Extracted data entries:
— Begin —

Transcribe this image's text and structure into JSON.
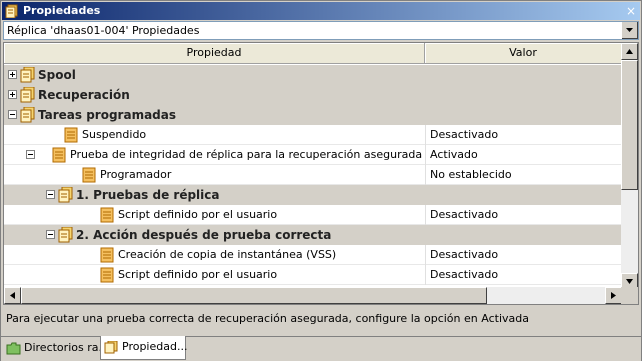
{
  "window": {
    "title": "Propiedades",
    "close_label": "×"
  },
  "combo": {
    "value": "Réplica  'dhaas01-004' Propiedades"
  },
  "grid": {
    "headers": {
      "property": "Propiedad",
      "value": "Valor"
    },
    "rows": [
      {
        "label": "Spool",
        "value": "",
        "category": true,
        "expander": "plus"
      },
      {
        "label": "Recuperación",
        "value": "",
        "category": true,
        "expander": "plus"
      },
      {
        "label": "Tareas programadas",
        "value": "",
        "category": true,
        "expander": "minus"
      },
      {
        "label": "Suspendido",
        "value": "Desactivado",
        "category": false,
        "expander": ""
      },
      {
        "label": "Prueba de integridad de réplica para la recuperación asegurada",
        "value": "Activado",
        "category": false,
        "expander": "minus"
      },
      {
        "label": "Programador",
        "value": "No establecido",
        "category": false,
        "expander": ""
      },
      {
        "label": "1. Pruebas de réplica",
        "value": "",
        "category": true,
        "expander": "minus"
      },
      {
        "label": "Script definido por el usuario",
        "value": "Desactivado",
        "category": false,
        "expander": ""
      },
      {
        "label": "2. Acción después de prueba correcta",
        "value": "",
        "category": true,
        "expander": "minus"
      },
      {
        "label": "Creación de copia de instantánea (VSS)",
        "value": "Desactivado",
        "category": false,
        "expander": ""
      },
      {
        "label": "Script definido por el usuario",
        "value": "Desactivado",
        "category": false,
        "expander": ""
      }
    ]
  },
  "status_text": "Para ejecutar una prueba correcta de recuperación asegurada, configure la opción en Activada",
  "tabs": [
    {
      "label": "Directorios  ra...",
      "icon": "folder-icon",
      "active": false
    },
    {
      "label": "Propiedad...",
      "icon": "properties-icon",
      "active": true
    }
  ],
  "colors": {
    "titlebar": "#0a246a",
    "category_bg": "#d4d0c8",
    "icon_orange": "#e8a000"
  }
}
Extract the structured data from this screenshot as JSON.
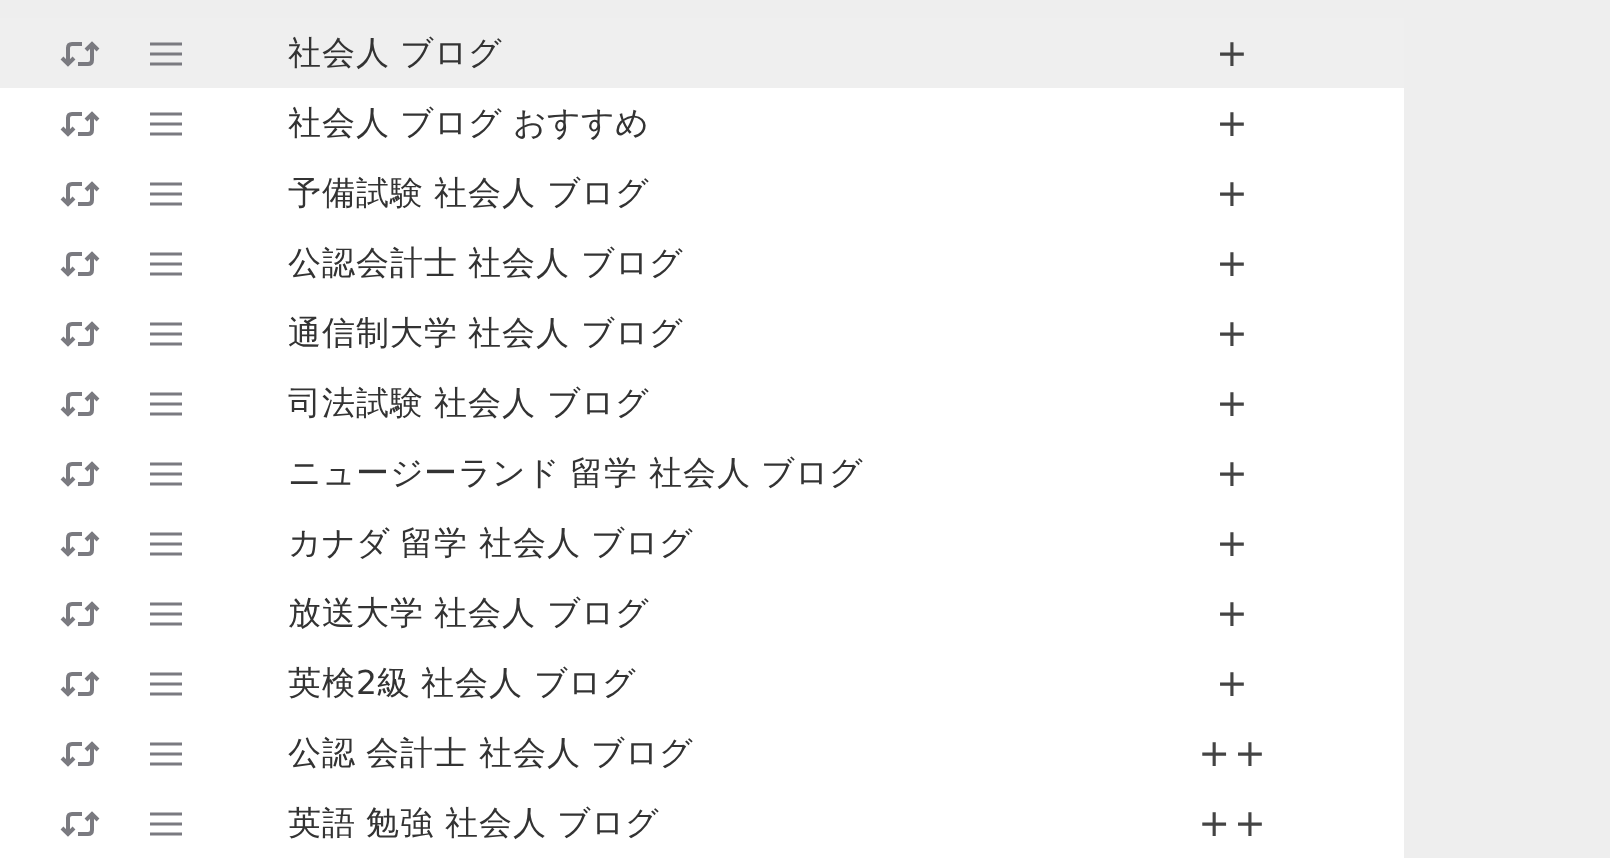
{
  "keywords": [
    {
      "text": "社会人 ブログ",
      "mark": "+",
      "selected": true
    },
    {
      "text": "社会人 ブログ おすすめ",
      "mark": "+",
      "selected": false
    },
    {
      "text": "予備試験 社会人 ブログ",
      "mark": "+",
      "selected": false
    },
    {
      "text": "公認会計士 社会人 ブログ",
      "mark": "+",
      "selected": false
    },
    {
      "text": "通信制大学 社会人 ブログ",
      "mark": "+",
      "selected": false
    },
    {
      "text": "司法試験 社会人 ブログ",
      "mark": "+",
      "selected": false
    },
    {
      "text": "ニュージーランド 留学 社会人 ブログ",
      "mark": "+",
      "selected": false
    },
    {
      "text": "カナダ 留学 社会人 ブログ",
      "mark": "+",
      "selected": false
    },
    {
      "text": "放送大学 社会人 ブログ",
      "mark": "+",
      "selected": false
    },
    {
      "text": "英検2級 社会人 ブログ",
      "mark": "+",
      "selected": false
    },
    {
      "text": "公認 会計士 社会人 ブログ",
      "mark": "++",
      "selected": false
    },
    {
      "text": "英語 勉強 社会人 ブログ",
      "mark": "++",
      "selected": false
    }
  ]
}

— End —

> What the task requires: Select, from the listing, all lines that include the word "this".

> The output:
Transcribe this image's text and structure into JSON.
Extract the structured data from this screenshot as JSON.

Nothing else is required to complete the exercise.